--- START OF Items ---

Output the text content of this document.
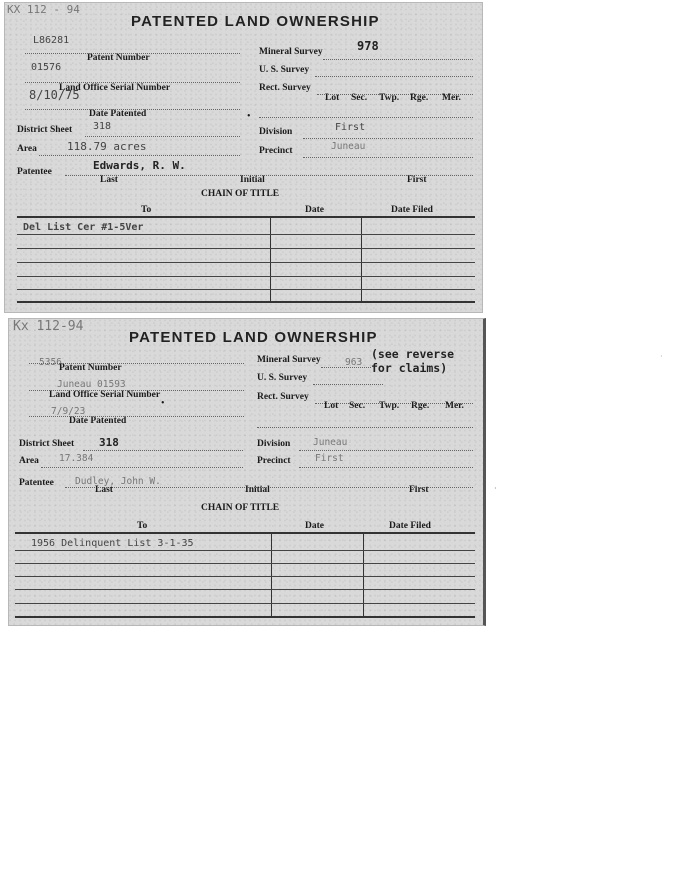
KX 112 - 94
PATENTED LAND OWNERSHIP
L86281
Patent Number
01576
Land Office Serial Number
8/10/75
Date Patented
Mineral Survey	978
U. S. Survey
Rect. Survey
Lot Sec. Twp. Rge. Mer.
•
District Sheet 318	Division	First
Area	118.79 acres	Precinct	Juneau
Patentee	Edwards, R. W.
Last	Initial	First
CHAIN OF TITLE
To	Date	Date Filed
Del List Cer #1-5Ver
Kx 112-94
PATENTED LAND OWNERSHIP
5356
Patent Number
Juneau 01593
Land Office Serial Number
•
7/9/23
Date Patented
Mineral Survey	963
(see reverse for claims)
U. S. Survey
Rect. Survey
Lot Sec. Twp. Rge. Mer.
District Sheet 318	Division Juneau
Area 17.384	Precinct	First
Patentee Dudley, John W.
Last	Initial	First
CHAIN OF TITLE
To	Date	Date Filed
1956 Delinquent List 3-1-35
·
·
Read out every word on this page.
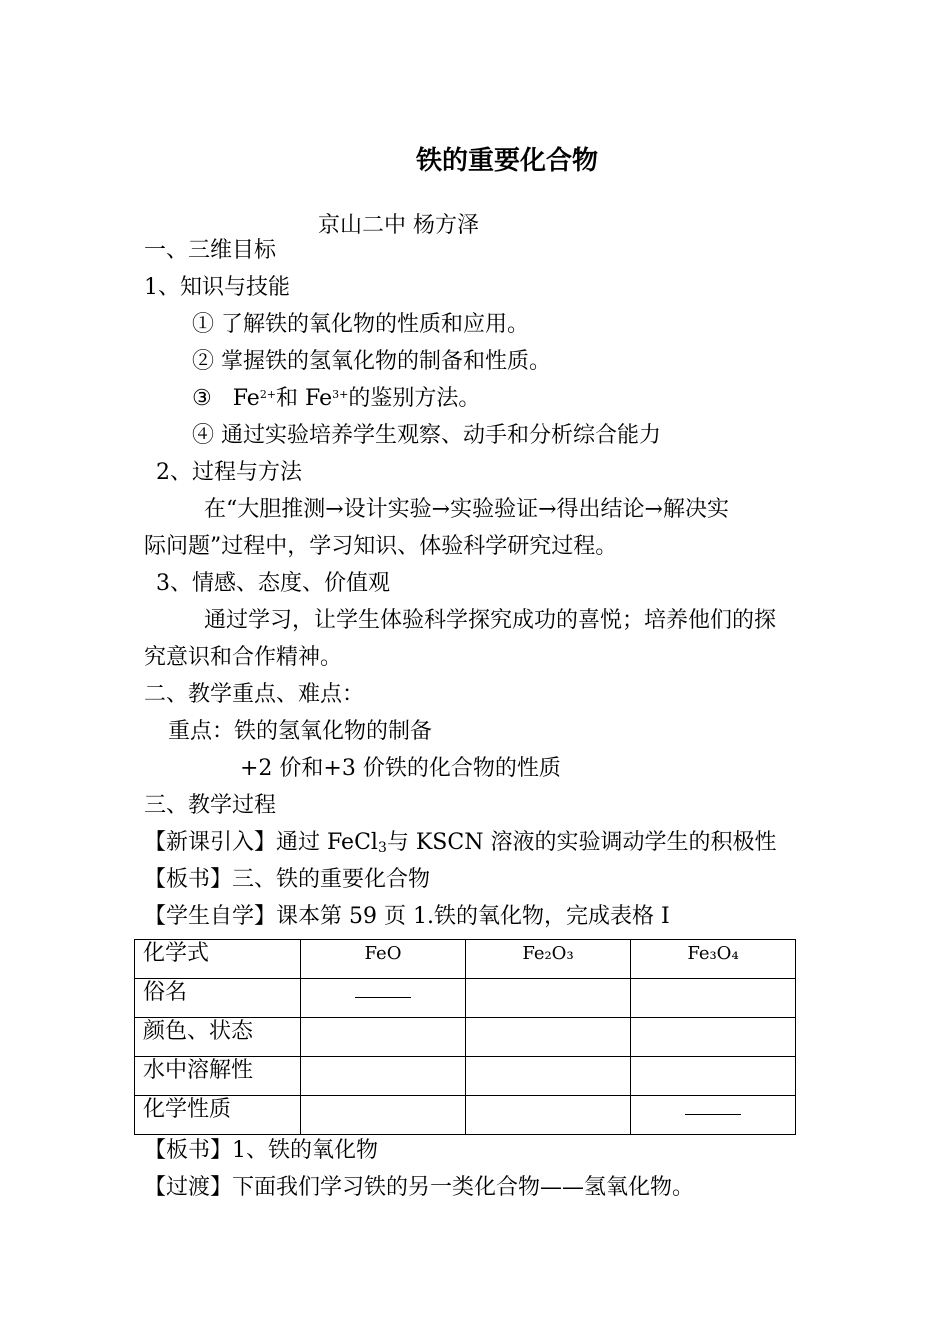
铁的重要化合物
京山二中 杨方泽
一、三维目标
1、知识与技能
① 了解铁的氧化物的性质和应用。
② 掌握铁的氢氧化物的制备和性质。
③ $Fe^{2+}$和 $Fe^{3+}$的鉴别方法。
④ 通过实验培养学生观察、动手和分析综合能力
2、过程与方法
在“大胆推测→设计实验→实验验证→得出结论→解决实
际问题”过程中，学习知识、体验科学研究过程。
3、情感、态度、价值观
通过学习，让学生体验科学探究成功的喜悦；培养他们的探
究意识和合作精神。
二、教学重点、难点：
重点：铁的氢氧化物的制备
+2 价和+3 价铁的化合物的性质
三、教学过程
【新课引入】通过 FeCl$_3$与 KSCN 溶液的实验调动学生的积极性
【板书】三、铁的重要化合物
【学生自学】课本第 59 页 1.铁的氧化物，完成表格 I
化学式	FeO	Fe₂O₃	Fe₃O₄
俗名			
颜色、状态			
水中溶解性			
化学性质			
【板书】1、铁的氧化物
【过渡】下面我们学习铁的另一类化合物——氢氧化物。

--- END OF Items ---

Extract all the entries word for word; omit any pictures.

Output the text content of this document.
KX 112 - 94
PATENTED LAND OWNERSHIP
L86281
Patent Number
01576
Land Office Serial Number
8/10/75
Date Patented
Mineral Survey	978
U. S. Survey
Rect. Survey
Lot Sec. Twp. Rge. Mer.
•
District Sheet 318	Division	First
Area	118.79 acres	Precinct	Juneau
Patentee	Edwards, R. W.
Last	Initial	First
CHAIN OF TITLE
To	Date	Date Filed
Del List Cer #1-5Ver
Kx 112-94
PATENTED LAND OWNERSHIP
5356
Patent Number
Juneau 01593
Land Office Serial Number
•
7/9/23
Date Patented
Mineral Survey	963
(see reverse for claims)
U. S. Survey
Rect. Survey
Lot Sec. Twp. Rge. Mer.
District Sheet 318	Division Juneau
Area 17.384	Precinct	First
Patentee Dudley, John W.
Last	Initial	First
CHAIN OF TITLE
To	Date	Date Filed
1956 Delinquent List 3-1-35
·
·
Read out every word on this page.
铁的重要化合物
京山二中 杨方泽
一、三维目标
1、知识与技能
① 了解铁的氧化物的性质和应用。
② 掌握铁的氢氧化物的制备和性质。
③ $Fe^{2+}$和 $Fe^{3+}$的鉴别方法。
④ 通过实验培养学生观察、动手和分析综合能力
2、过程与方法
在“大胆推测→设计实验→实验验证→得出结论→解决实
际问题”过程中，学习知识、体验科学研究过程。
3、情感、态度、价值观
通过学习，让学生体验科学探究成功的喜悦；培养他们的探
究意识和合作精神。
二、教学重点、难点：
重点：铁的氢氧化物的制备
+2 价和+3 价铁的化合物的性质
三、教学过程
【新课引入】通过 FeCl$_3$与 KSCN 溶液的实验调动学生的积极性
【板书】三、铁的重要化合物
【学生自学】课本第 59 页 1.铁的氧化物，完成表格 I
化学式	FeO	Fe₂O₃	Fe₃O₄
俗名			
颜色、状态			
水中溶解性			
化学性质			
【板书】1、铁的氧化物
【过渡】下面我们学习铁的另一类化合物——氢氧化物。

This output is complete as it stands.